Task prompt
Return the full material exactly.

* START Records for the task *

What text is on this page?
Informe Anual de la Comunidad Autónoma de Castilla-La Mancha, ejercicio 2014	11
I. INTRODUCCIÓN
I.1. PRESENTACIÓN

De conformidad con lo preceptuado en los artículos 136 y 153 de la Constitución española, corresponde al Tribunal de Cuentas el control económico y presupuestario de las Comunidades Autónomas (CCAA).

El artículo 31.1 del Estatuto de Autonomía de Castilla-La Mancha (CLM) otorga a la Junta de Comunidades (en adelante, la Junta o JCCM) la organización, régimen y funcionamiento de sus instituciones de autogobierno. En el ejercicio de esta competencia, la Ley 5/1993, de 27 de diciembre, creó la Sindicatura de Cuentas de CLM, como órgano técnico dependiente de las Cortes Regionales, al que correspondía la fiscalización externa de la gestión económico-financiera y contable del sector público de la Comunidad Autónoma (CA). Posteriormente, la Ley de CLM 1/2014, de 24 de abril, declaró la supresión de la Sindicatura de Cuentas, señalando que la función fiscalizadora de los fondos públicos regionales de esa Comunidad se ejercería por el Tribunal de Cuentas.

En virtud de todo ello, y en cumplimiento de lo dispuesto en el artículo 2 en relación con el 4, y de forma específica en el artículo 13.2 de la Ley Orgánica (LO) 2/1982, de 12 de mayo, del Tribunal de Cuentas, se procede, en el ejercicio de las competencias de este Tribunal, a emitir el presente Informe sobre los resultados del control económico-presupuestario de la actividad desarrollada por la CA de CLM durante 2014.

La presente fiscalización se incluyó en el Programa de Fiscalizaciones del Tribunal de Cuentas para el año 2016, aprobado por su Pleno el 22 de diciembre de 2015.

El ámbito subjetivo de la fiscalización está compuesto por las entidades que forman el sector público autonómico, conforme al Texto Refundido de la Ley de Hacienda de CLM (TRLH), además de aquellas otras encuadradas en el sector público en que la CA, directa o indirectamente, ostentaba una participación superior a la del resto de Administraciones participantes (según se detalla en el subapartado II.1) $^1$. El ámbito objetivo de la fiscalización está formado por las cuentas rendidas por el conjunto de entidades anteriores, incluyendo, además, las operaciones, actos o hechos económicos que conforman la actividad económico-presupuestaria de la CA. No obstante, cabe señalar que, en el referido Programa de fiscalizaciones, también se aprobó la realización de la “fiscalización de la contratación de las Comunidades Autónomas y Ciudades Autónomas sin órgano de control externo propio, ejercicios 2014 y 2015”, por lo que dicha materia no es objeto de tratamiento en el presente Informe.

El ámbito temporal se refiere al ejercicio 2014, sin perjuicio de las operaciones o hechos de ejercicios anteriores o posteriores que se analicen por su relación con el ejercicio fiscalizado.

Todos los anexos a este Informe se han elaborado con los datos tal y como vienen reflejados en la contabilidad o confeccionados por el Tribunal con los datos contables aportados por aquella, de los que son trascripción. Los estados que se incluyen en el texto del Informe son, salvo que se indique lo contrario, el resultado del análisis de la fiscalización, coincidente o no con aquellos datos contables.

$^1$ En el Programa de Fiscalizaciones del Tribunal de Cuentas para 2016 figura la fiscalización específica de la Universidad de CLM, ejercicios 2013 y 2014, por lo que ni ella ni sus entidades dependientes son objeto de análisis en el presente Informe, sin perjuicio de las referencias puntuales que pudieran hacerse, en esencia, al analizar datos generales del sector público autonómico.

* END Records for the task *

Written answer
What text is on this page?
Informe Anual de la Comunidad Autónoma de Castilla-La Mancha, ejercicio 2014	11
I. INTRODUCCIÓN
I.1. PRESENTACIÓN

De conformidad con lo preceptuado en los artículos 136 y 153 de la Constitución española, corresponde al Tribunal de Cuentas el control económico y presupuestario de las Comunidades Autónomas (CCAA).

El artículo 31.1 del Estatuto de Autonomía de Castilla-La Mancha (CLM) otorga a la Junta de Comunidades (en adelante, la Junta o JCCM) la organización, régimen y funcionamiento de sus instituciones de autogobierno. En el ejercicio de esta competencia, la Ley 5/1993, de 27 de diciembre, creó la Sindicatura de Cuentas de CLM, como órgano técnico dependiente de las Cortes Regionales, al que correspondía la fiscalización externa de la gestión económico-financiera y contable del sector público de la Comunidad Autónoma (CA). Posteriormente, la Ley de CLM 1/2014, de 24 de abril, declaró la supresión de la Sindicatura de Cuentas, señalando que la función fiscalizadora de los fondos públicos regionales de esa Comunidad se ejercería por el Tribunal de Cuentas.

En virtud de todo ello, y en cumplimiento de lo dispuesto en el artículo 2 en relación con el 4, y de forma específica en el artículo 13.2 de la Ley Orgánica (LO) 2/1982, de 12 de mayo, del Tribunal de Cuentas, se procede, en el ejercicio de las competencias de este Tribunal, a emitir el presente Informe sobre los resultados del control económico-presupuestario de la actividad desarrollada por la CA de CLM durante 2014.

La presente fiscalización se incluyó en el Programa de Fiscalizaciones del Tribunal de Cuentas para el año 2016, aprobado por su Pleno el 22 de diciembre de 2015.

El ámbito subjetivo de la fiscalización está compuesto por las entidades que forman el sector público autonómico, conforme al Texto Refundido de la Ley de Hacienda de CLM (TRLH), además de aquellas otras encuadradas en el sector público en que la CA, directa o indirectamente, ostentaba una participación superior a la del resto de Administraciones participantes (según se detalla en el subapartado II.1) $^1$. El ámbito objetivo de la fiscalización está formado por las cuentas rendidas por el conjunto de entidades anteriores, incluyendo, además, las operaciones, actos o hechos económicos que conforman la actividad económico-presupuestaria de la CA. No obstante, cabe señalar que, en el referido Programa de fiscalizaciones, también se aprobó la realización de la “fiscalización de la contratación de las Comunidades Autónomas y Ciudades Autónomas sin órgano de control externo propio, ejercicios 2014 y 2015”, por lo que dicha materia no es objeto de tratamiento en el presente Informe.

El ámbito temporal se refiere al ejercicio 2014, sin perjuicio de las operaciones o hechos de ejercicios anteriores o posteriores que se analicen por su relación con el ejercicio fiscalizado.

Todos los anexos a este Informe se han elaborado con los datos tal y como vienen reflejados en la contabilidad o confeccionados por el Tribunal con los datos contables aportados por aquella, de los que son trascripción. Los estados que se incluyen en el texto del Informe son, salvo que se indique lo contrario, el resultado del análisis de la fiscalización, coincidente o no con aquellos datos contables.

$^1$ En el Programa de Fiscalizaciones del Tribunal de Cuentas para 2016 figura la fiscalización específica de la Universidad de CLM, ejercicios 2013 y 2014, por lo que ni ella ni sus entidades dependientes son objeto de análisis en el presente Informe, sin perjuicio de las referencias puntuales que pudieran hacerse, en esencia, al analizar datos generales del sector público autonómico.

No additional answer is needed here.